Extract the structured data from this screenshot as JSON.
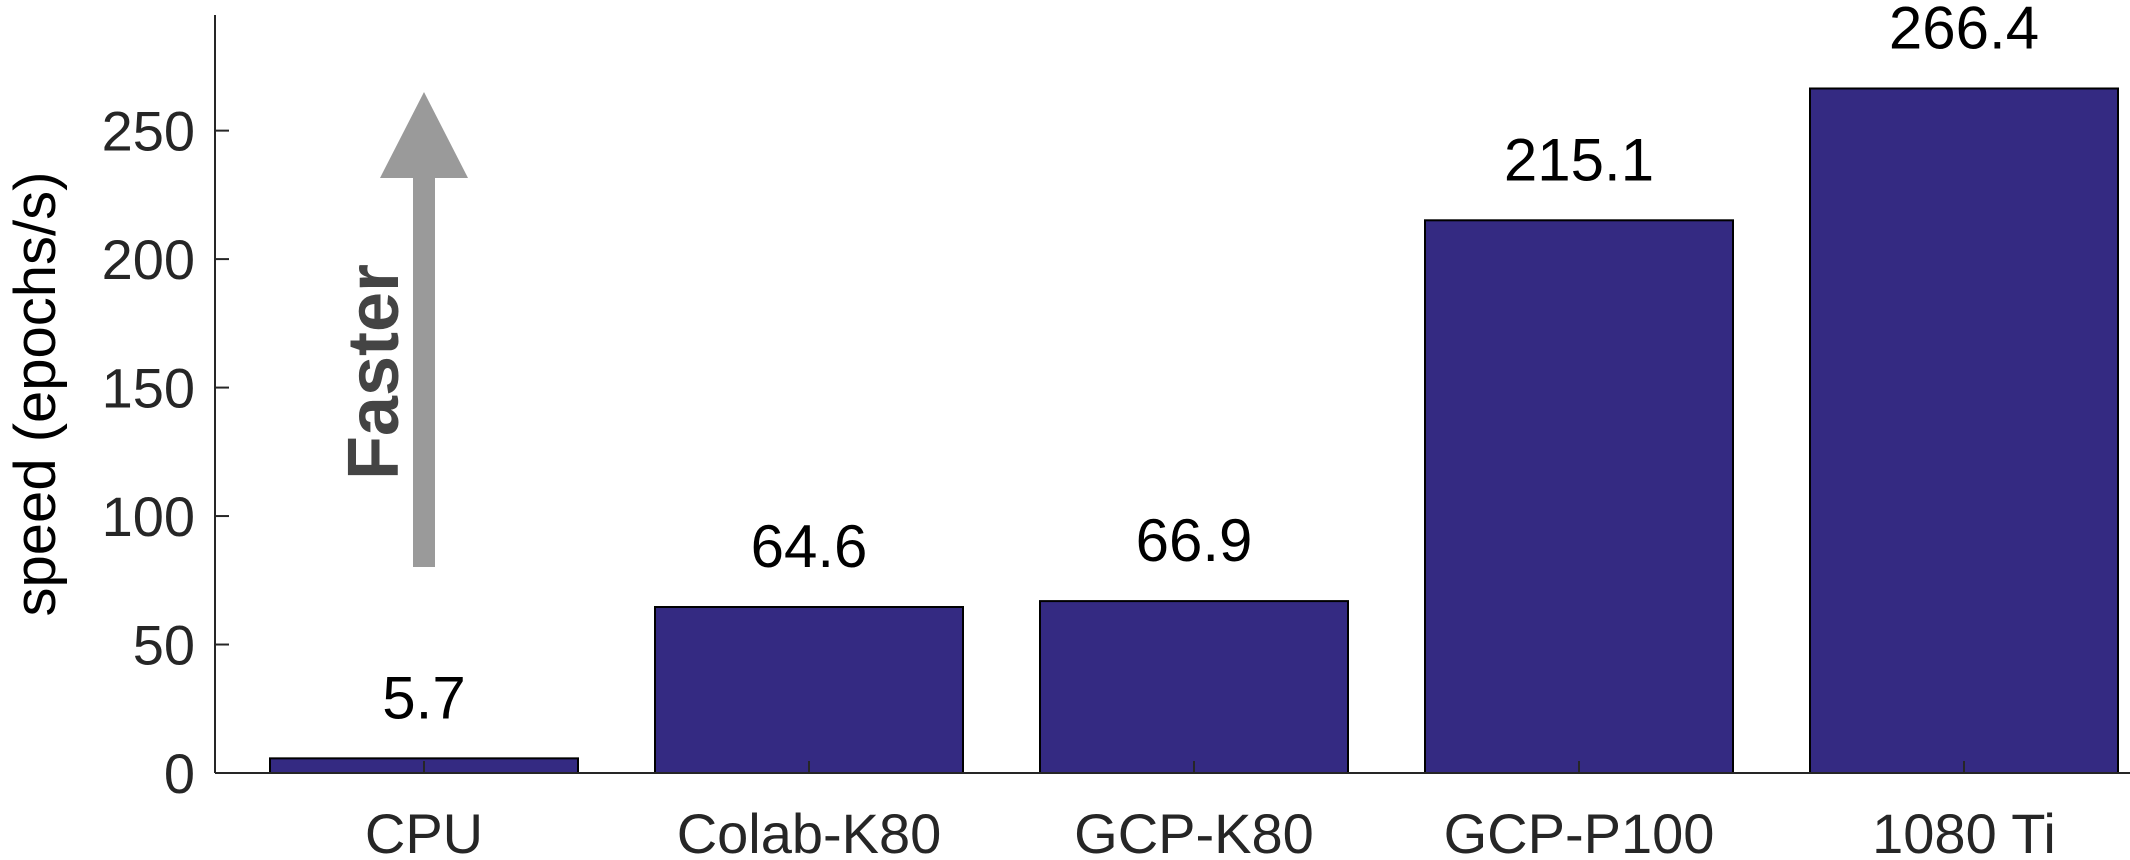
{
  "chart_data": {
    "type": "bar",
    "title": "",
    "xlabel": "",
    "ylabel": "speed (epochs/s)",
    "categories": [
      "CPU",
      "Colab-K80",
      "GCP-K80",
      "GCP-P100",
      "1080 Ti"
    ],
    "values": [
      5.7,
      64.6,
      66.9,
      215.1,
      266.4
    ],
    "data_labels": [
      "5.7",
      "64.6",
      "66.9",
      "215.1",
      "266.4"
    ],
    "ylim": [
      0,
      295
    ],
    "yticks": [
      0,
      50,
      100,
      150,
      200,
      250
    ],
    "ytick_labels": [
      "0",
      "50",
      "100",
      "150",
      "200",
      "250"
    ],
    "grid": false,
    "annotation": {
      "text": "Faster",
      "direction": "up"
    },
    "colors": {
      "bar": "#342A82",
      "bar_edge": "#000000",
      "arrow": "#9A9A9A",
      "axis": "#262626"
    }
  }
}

Description of the task:
Without the pictures, reproduce every line of the records above exactly.

Correct output:
Extract the structured data from this screenshot as JSON.
{
  "chart_data": {
    "type": "bar",
    "title": "",
    "xlabel": "",
    "ylabel": "speed (epochs/s)",
    "categories": [
      "CPU",
      "Colab-K80",
      "GCP-K80",
      "GCP-P100",
      "1080 Ti"
    ],
    "values": [
      5.7,
      64.6,
      66.9,
      215.1,
      266.4
    ],
    "data_labels": [
      "5.7",
      "64.6",
      "66.9",
      "215.1",
      "266.4"
    ],
    "ylim": [
      0,
      295
    ],
    "yticks": [
      0,
      50,
      100,
      150,
      200,
      250
    ],
    "ytick_labels": [
      "0",
      "50",
      "100",
      "150",
      "200",
      "250"
    ],
    "grid": false,
    "annotation": {
      "text": "Faster",
      "direction": "up"
    },
    "colors": {
      "bar": "#342A82",
      "bar_edge": "#000000",
      "arrow": "#9A9A9A",
      "axis": "#262626"
    }
  }
}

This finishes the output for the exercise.